[Stored data entries]
[start]
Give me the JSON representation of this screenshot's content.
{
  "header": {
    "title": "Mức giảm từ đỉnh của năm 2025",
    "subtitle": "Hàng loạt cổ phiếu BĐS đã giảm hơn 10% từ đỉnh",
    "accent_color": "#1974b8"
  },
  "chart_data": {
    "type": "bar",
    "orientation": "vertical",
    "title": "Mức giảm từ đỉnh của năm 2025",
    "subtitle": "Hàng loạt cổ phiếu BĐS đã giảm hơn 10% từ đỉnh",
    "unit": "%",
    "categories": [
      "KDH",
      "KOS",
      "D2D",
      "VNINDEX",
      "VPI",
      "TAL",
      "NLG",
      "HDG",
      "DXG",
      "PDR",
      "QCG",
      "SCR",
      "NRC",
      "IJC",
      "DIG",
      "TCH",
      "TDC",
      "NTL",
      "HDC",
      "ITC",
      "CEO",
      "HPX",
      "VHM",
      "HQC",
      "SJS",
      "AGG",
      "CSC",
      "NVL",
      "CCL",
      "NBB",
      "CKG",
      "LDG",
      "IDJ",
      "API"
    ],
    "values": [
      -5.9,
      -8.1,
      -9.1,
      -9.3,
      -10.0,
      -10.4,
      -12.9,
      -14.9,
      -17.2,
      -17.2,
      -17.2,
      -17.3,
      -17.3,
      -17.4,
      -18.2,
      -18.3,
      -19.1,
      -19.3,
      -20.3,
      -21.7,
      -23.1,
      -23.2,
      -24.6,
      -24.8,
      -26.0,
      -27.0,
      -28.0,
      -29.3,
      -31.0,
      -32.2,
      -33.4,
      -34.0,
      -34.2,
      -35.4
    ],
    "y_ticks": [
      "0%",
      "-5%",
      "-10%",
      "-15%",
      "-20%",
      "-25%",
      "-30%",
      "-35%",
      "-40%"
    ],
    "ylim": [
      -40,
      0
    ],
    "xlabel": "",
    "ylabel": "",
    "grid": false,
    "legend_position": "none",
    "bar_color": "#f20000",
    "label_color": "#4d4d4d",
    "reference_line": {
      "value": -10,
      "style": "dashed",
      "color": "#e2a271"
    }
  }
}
[end]
**TASK REQUIREMENTS**
Print out every record again, exactly and in full.

**FULL OUTPUT**
Give me the JSON representation of this screenshot's content.
{
  "header": {
    "title": "Mức giảm từ đỉnh của năm 2025",
    "subtitle": "Hàng loạt cổ phiếu BĐS đã giảm hơn 10% từ đỉnh",
    "accent_color": "#1974b8"
  },
  "chart_data": {
    "type": "bar",
    "orientation": "vertical",
    "title": "Mức giảm từ đỉnh của năm 2025",
    "subtitle": "Hàng loạt cổ phiếu BĐS đã giảm hơn 10% từ đỉnh",
    "unit": "%",
    "categories": [
      "KDH",
      "KOS",
      "D2D",
      "VNINDEX",
      "VPI",
      "TAL",
      "NLG",
      "HDG",
      "DXG",
      "PDR",
      "QCG",
      "SCR",
      "NRC",
      "IJC",
      "DIG",
      "TCH",
      "TDC",
      "NTL",
      "HDC",
      "ITC",
      "CEO",
      "HPX",
      "VHM",
      "HQC",
      "SJS",
      "AGG",
      "CSC",
      "NVL",
      "CCL",
      "NBB",
      "CKG",
      "LDG",
      "IDJ",
      "API"
    ],
    "values": [
      -5.9,
      -8.1,
      -9.1,
      -9.3,
      -10.0,
      -10.4,
      -12.9,
      -14.9,
      -17.2,
      -17.2,
      -17.2,
      -17.3,
      -17.3,
      -17.4,
      -18.2,
      -18.3,
      -19.1,
      -19.3,
      -20.3,
      -21.7,
      -23.1,
      -23.2,
      -24.6,
      -24.8,
      -26.0,
      -27.0,
      -28.0,
      -29.3,
      -31.0,
      -32.2,
      -33.4,
      -34.0,
      -34.2,
      -35.4
    ],
    "y_ticks": [
      "0%",
      "-5%",
      "-10%",
      "-15%",
      "-20%",
      "-25%",
      "-30%",
      "-35%",
      "-40%"
    ],
    "ylim": [
      -40,
      0
    ],
    "xlabel": "",
    "ylabel": "",
    "grid": false,
    "legend_position": "none",
    "bar_color": "#f20000",
    "label_color": "#4d4d4d",
    "reference_line": {
      "value": -10,
      "style": "dashed",
      "color": "#e2a271"
    }
  }
}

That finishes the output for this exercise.